_Your objective_
Arrange the part of the first listing that opens with the line containing "Extract 41 of" and closes with the line containing "x-tick-label: 2.5 — [233, 730, 262, 753]" as a JSON list of strings, one string per line, with blank lines left out.

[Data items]

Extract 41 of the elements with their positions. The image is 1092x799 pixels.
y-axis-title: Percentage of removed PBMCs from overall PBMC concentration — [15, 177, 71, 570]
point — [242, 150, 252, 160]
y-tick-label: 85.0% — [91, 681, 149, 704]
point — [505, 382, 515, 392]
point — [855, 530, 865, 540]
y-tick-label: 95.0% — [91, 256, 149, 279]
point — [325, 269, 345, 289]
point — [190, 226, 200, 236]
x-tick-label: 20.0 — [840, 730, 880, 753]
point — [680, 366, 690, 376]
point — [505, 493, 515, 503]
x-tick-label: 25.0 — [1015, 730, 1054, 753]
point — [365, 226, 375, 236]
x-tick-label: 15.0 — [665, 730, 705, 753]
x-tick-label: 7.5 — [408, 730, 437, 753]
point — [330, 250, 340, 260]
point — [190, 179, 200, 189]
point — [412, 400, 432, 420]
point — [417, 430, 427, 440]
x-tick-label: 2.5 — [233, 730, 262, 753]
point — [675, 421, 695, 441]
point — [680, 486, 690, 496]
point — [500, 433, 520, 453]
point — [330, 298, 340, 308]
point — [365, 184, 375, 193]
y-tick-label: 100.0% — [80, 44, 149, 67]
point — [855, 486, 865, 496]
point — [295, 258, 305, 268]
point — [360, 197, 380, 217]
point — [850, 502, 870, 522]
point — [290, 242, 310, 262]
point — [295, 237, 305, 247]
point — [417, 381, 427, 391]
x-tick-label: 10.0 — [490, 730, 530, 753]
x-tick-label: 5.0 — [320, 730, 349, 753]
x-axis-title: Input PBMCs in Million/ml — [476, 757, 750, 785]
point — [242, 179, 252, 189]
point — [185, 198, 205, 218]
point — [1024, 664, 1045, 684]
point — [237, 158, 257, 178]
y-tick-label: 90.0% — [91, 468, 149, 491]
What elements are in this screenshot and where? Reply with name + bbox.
--
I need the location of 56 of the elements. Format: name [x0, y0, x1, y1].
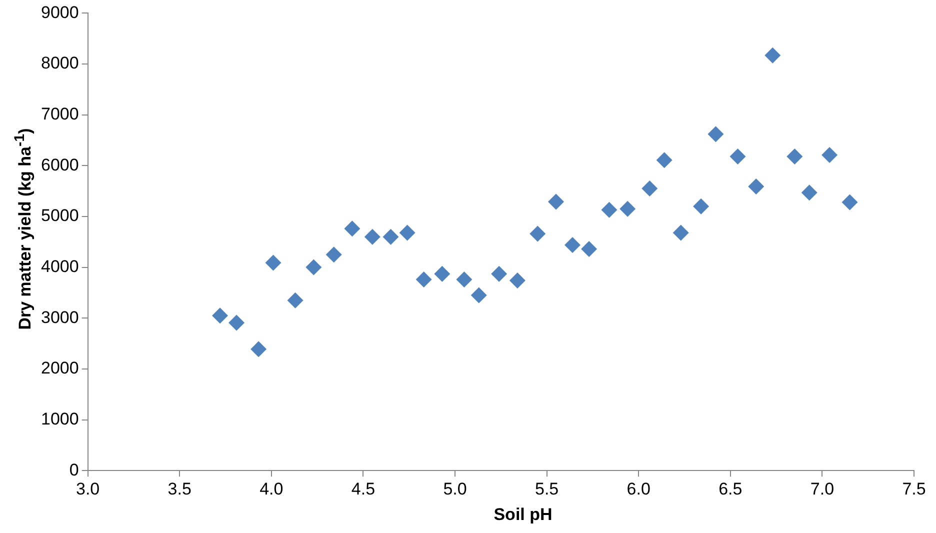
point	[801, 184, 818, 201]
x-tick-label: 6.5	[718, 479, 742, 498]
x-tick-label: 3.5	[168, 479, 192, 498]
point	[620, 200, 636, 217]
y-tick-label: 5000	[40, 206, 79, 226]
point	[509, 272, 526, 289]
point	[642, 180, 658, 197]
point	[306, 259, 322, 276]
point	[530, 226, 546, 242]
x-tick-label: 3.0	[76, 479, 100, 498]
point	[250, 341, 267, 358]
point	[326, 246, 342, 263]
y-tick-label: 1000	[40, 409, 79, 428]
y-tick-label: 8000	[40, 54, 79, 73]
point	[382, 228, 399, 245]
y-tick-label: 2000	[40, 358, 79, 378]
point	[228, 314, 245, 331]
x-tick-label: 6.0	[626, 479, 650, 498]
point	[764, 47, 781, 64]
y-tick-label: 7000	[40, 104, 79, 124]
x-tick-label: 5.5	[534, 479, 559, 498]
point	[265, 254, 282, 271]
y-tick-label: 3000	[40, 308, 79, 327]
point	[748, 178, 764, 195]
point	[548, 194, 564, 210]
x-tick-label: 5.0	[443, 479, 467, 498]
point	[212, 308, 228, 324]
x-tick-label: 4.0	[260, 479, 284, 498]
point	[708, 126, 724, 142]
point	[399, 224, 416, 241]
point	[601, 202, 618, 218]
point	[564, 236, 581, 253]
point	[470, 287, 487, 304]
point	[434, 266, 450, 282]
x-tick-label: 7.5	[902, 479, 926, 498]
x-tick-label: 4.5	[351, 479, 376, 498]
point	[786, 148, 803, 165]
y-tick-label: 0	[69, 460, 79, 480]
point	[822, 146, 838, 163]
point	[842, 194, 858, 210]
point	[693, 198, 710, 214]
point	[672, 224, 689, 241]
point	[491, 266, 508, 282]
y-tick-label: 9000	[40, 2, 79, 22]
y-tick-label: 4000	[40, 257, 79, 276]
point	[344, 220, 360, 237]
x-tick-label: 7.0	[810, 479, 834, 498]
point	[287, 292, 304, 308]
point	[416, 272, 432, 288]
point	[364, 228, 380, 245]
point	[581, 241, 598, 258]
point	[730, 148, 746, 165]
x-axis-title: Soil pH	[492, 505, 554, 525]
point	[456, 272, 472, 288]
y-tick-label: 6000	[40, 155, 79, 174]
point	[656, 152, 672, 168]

_Answer for the task_
[
  "Extract 41 of the elements with their positions. The image is 1092x799 pixels.",
  "y-axis-title: Percentage of removed PBMCs from overall PBMC concentration — [15, 177, 71, 570]",
  "point — [242, 150, 252, 160]",
  "y-tick-label: 85.0% — [91, 681, 149, 704]",
  "point — [505, 382, 515, 392]",
  "point — [855, 530, 865, 540]",
  "y-tick-label: 95.0% — [91, 256, 149, 279]",
  "point — [325, 269, 345, 289]",
  "point — [190, 226, 200, 236]",
  "x-tick-label: 20.0 — [840, 730, 880, 753]",
  "point — [680, 366, 690, 376]",
  "point — [505, 493, 515, 503]",
  "x-tick-label: 25.0 — [1015, 730, 1054, 753]",
  "point — [365, 226, 375, 236]",
  "x-tick-label: 15.0 — [665, 730, 705, 753]",
  "x-tick-label: 7.5 — [408, 730, 437, 753]",
  "point — [330, 250, 340, 260]",
  "point — [190, 179, 200, 189]",
  "point — [412, 400, 432, 420]",
  "point — [417, 430, 427, 440]",
  "x-tick-label: 2.5 — [233, 730, 262, 753]"
]